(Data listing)
------------
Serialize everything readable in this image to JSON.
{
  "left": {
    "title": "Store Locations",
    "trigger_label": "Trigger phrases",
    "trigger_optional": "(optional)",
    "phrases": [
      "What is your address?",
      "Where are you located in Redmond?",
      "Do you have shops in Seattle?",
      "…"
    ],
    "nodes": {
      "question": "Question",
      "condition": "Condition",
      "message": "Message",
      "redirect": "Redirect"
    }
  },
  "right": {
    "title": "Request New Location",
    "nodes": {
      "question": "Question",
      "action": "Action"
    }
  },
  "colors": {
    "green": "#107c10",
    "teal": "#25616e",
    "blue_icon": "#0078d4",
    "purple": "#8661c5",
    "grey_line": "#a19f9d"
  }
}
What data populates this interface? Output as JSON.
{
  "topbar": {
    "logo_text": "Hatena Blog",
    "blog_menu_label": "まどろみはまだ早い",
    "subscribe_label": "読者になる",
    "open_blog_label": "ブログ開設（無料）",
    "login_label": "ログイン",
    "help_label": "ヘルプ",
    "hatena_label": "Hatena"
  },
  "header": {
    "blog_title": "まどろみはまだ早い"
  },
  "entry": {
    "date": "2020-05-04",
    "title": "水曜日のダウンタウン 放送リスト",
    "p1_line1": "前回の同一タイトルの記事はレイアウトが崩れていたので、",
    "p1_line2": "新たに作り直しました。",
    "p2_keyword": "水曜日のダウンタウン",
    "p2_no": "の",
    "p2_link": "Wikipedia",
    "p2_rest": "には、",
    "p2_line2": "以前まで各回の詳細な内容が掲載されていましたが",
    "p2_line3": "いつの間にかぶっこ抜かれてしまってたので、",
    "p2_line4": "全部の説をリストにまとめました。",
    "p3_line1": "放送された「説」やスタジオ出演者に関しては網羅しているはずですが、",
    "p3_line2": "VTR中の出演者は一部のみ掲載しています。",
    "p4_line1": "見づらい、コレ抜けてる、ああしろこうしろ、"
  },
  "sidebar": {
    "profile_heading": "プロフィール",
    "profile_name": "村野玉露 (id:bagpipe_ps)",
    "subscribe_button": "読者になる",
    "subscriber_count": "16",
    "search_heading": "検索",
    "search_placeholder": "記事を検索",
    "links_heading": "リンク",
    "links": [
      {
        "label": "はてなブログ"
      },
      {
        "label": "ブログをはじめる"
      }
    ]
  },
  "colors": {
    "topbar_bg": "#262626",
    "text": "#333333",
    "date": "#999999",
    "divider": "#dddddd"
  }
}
------------
Prompt: Your task is to quote the listing above word for word.

Exercise result:
Serialize everything readable in this image to JSON.
{
  "left": {
    "title": "Store Locations",
    "trigger_label": "Trigger phrases",
    "trigger_optional": "(optional)",
    "phrases": [
      "What is your address?",
      "Where are you located in Redmond?",
      "Do you have shops in Seattle?",
      "…"
    ],
    "nodes": {
      "question": "Question",
      "condition": "Condition",
      "message": "Message",
      "redirect": "Redirect"
    }
  },
  "right": {
    "title": "Request New Location",
    "nodes": {
      "question": "Question",
      "action": "Action"
    }
  },
  "colors": {
    "green": "#107c10",
    "teal": "#25616e",
    "blue_icon": "#0078d4",
    "purple": "#8661c5",
    "grey_line": "#a19f9d"
  }
}
What data populates this interface? Output as JSON.
{
  "topbar": {
    "logo_text": "Hatena Blog",
    "blog_menu_label": "まどろみはまだ早い",
    "subscribe_label": "読者になる",
    "open_blog_label": "ブログ開設（無料）",
    "login_label": "ログイン",
    "help_label": "ヘルプ",
    "hatena_label": "Hatena"
  },
  "header": {
    "blog_title": "まどろみはまだ早い"
  },
  "entry": {
    "date": "2020-05-04",
    "title": "水曜日のダウンタウン 放送リスト",
    "p1_line1": "前回の同一タイトルの記事はレイアウトが崩れていたので、",
    "p1_line2": "新たに作り直しました。",
    "p2_keyword": "水曜日のダウンタウン",
    "p2_no": "の",
    "p2_link": "Wikipedia",
    "p2_rest": "には、",
    "p2_line2": "以前まで各回の詳細な内容が掲載されていましたが",
    "p2_line3": "いつの間にかぶっこ抜かれてしまってたので、",
    "p2_line4": "全部の説をリストにまとめました。",
    "p3_line1": "放送された「説」やスタジオ出演者に関しては網羅しているはずですが、",
    "p3_line2": "VTR中の出演者は一部のみ掲載しています。",
    "p4_line1": "見づらい、コレ抜けてる、ああしろこうしろ、"
  },
  "sidebar": {
    "profile_heading": "プロフィール",
    "profile_name": "村野玉露 (id:bagpipe_ps)",
    "subscribe_button": "読者になる",
    "subscriber_count": "16",
    "search_heading": "検索",
    "search_placeholder": "記事を検索",
    "links_heading": "リンク",
    "links": [
      {
        "label": "はてなブログ"
      },
      {
        "label": "ブログをはじめる"
      }
    ]
  },
  "colors": {
    "topbar_bg": "#262626",
    "text": "#333333",
    "date": "#999999",
    "divider": "#dddddd"
  }
}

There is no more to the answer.